• _EXERCISE DATA_:
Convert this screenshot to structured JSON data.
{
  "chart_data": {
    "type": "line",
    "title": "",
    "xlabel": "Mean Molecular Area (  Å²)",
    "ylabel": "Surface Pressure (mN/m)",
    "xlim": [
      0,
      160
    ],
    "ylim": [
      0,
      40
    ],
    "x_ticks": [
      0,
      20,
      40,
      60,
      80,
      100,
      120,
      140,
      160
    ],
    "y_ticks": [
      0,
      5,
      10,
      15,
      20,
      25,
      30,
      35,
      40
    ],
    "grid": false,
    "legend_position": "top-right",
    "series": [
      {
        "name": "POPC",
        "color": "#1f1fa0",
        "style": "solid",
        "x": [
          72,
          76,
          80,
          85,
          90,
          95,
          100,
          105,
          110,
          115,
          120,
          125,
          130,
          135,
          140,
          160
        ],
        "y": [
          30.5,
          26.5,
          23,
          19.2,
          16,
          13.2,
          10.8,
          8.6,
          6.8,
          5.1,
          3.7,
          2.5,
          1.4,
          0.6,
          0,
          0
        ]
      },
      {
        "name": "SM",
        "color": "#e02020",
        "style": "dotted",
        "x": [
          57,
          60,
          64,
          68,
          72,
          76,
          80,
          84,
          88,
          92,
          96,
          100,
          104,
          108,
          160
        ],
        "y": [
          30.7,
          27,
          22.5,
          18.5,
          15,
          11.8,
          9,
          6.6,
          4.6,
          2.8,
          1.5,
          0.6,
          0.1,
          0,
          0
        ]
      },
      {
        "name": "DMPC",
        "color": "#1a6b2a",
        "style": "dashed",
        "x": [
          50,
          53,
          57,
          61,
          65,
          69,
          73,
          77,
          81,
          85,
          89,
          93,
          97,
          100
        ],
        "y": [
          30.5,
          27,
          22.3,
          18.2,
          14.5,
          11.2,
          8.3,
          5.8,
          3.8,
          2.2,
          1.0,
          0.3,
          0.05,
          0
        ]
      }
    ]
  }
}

• _WHAT IS REQUIRED_:
What do the records say? Quote them all exactly.

• _REPLY TO THE EXERCISE_:
Convert this screenshot to structured JSON data.
{
  "chart_data": {
    "type": "line",
    "title": "",
    "xlabel": "Mean Molecular Area (  Å²)",
    "ylabel": "Surface Pressure (mN/m)",
    "xlim": [
      0,
      160
    ],
    "ylim": [
      0,
      40
    ],
    "x_ticks": [
      0,
      20,
      40,
      60,
      80,
      100,
      120,
      140,
      160
    ],
    "y_ticks": [
      0,
      5,
      10,
      15,
      20,
      25,
      30,
      35,
      40
    ],
    "grid": false,
    "legend_position": "top-right",
    "series": [
      {
        "name": "POPC",
        "color": "#1f1fa0",
        "style": "solid",
        "x": [
          72,
          76,
          80,
          85,
          90,
          95,
          100,
          105,
          110,
          115,
          120,
          125,
          130,
          135,
          140,
          160
        ],
        "y": [
          30.5,
          26.5,
          23,
          19.2,
          16,
          13.2,
          10.8,
          8.6,
          6.8,
          5.1,
          3.7,
          2.5,
          1.4,
          0.6,
          0,
          0
        ]
      },
      {
        "name": "SM",
        "color": "#e02020",
        "style": "dotted",
        "x": [
          57,
          60,
          64,
          68,
          72,
          76,
          80,
          84,
          88,
          92,
          96,
          100,
          104,
          108,
          160
        ],
        "y": [
          30.7,
          27,
          22.5,
          18.5,
          15,
          11.8,
          9,
          6.6,
          4.6,
          2.8,
          1.5,
          0.6,
          0.1,
          0,
          0
        ]
      },
      {
        "name": "DMPC",
        "color": "#1a6b2a",
        "style": "dashed",
        "x": [
          50,
          53,
          57,
          61,
          65,
          69,
          73,
          77,
          81,
          85,
          89,
          93,
          97,
          100
        ],
        "y": [
          30.5,
          27,
          22.3,
          18.2,
          14.5,
          11.2,
          8.3,
          5.8,
          3.8,
          2.2,
          1.0,
          0.3,
          0.05,
          0
        ]
      }
    ]
  }
}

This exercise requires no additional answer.